*Given instruction*.
Your task is to repeat all of the data exactly while excluding the pictures.

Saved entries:
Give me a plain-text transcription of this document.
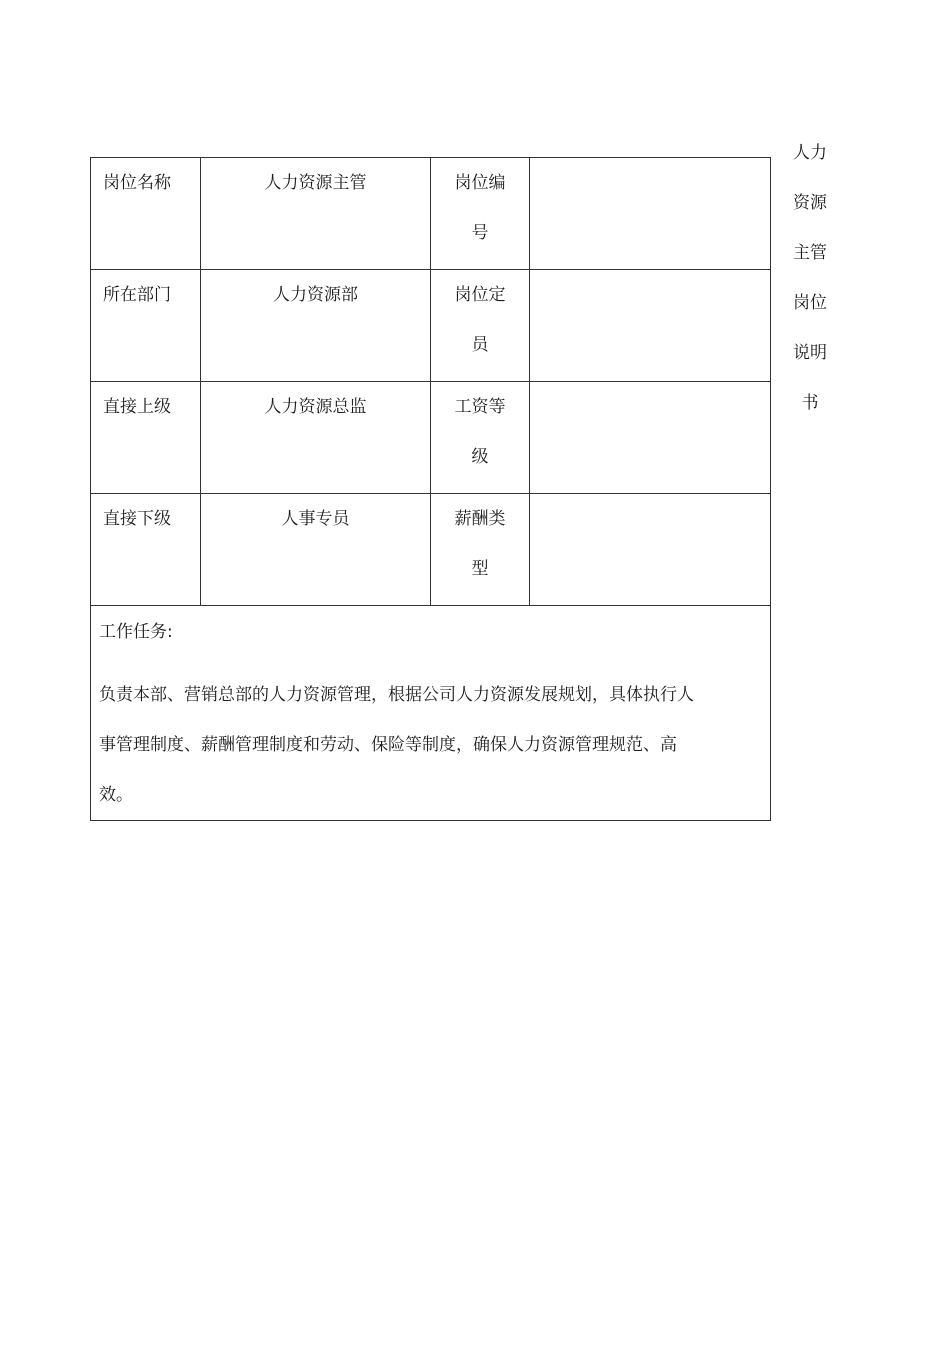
人力
资源
主管
岗位
说明
书
岗位名称	人力资源主管	岗位编
号	

所在部门	人力资源部	岗位定
员	

直接上级	人力资源总监	工资等
级	

直接下级	人事专员	薪酬类
型	

工作任务:
负责本部、营销总部的人力资源管理，根据公司人力资源发展规划，具体执行人事管理制度、薪酬管理制度和劳动、保险等制度，确保人力资源管理规范、高效。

*The response*.
Give me a plain-text transcription of this document.
人力
资源
主管
岗位
说明
书
岗位名称	人力资源主管	岗位编
号	

所在部门	人力资源部	岗位定
员	

直接上级	人力资源总监	工资等
级	

直接下级	人事专员	薪酬类
型	

工作任务:
负责本部、营销总部的人力资源管理，根据公司人力资源发展规划，具体执行人事管理制度、薪酬管理制度和劳动、保险等制度，确保人力资源管理规范、高效。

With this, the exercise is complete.